Information shown

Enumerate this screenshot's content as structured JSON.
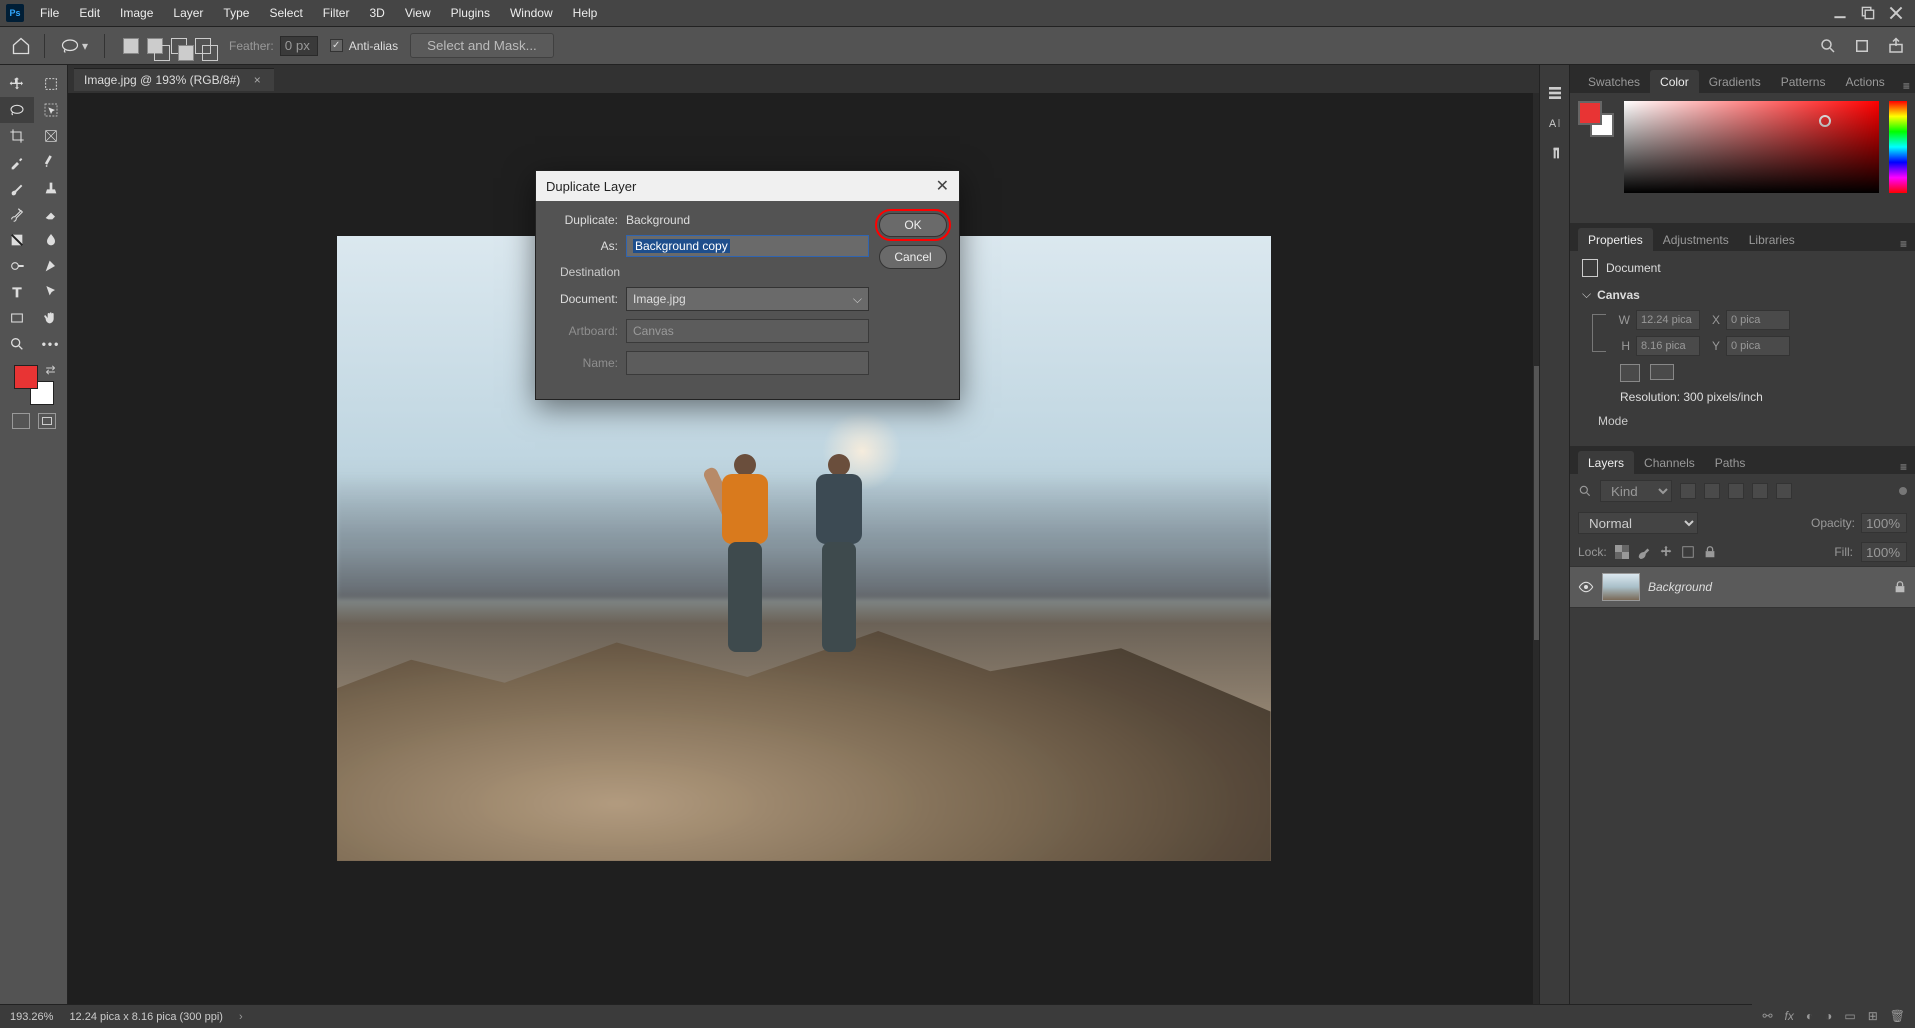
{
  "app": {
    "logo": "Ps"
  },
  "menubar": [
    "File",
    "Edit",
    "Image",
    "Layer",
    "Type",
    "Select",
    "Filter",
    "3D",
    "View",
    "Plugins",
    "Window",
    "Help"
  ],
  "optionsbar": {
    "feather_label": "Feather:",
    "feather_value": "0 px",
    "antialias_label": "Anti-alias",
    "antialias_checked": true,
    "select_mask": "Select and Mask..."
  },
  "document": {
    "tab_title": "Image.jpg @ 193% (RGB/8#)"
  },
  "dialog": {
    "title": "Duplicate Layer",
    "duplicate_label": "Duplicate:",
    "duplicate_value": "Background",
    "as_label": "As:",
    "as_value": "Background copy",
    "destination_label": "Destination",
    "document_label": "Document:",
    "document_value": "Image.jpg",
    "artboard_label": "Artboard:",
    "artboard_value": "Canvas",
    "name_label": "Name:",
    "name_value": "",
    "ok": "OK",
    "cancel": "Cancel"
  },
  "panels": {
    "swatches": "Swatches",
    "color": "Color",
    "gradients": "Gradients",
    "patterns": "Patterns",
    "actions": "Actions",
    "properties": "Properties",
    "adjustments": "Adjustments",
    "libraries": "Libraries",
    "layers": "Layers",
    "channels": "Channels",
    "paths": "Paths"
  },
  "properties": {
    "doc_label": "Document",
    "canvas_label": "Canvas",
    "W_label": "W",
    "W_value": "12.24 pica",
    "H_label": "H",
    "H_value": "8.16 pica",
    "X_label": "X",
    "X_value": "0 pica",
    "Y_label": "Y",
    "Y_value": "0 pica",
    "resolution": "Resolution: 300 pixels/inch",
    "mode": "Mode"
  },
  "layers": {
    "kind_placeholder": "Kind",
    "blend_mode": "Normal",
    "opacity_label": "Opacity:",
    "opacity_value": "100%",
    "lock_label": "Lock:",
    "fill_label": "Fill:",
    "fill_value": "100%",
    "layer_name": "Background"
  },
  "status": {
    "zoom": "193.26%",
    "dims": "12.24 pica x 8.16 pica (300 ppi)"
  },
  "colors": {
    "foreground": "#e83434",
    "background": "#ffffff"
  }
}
--
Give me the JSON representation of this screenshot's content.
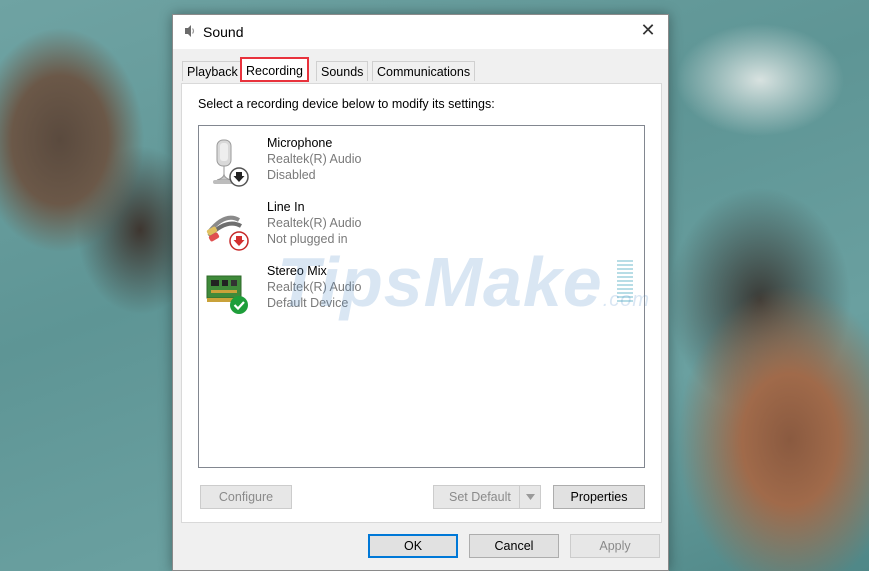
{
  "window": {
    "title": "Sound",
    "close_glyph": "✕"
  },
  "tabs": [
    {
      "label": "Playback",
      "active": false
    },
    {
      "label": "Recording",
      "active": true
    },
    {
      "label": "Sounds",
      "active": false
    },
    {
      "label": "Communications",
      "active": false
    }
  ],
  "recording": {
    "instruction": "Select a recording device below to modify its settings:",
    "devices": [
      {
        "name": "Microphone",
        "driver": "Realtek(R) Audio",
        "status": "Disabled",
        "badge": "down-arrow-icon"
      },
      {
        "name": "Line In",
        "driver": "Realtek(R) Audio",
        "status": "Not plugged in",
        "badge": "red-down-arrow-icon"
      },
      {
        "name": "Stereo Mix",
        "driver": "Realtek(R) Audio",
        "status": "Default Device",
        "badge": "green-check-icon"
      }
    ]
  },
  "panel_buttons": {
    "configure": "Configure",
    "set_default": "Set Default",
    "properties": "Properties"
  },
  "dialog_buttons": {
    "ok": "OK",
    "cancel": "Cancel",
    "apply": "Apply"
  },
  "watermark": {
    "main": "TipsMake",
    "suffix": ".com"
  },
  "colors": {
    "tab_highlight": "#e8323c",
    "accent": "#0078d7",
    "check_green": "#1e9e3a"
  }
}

Given request
From the entries above, extract each line containing "arrow".

Finished task
        "badge": "down-arrow-icon"
        "badge": "red-down-arrow-icon"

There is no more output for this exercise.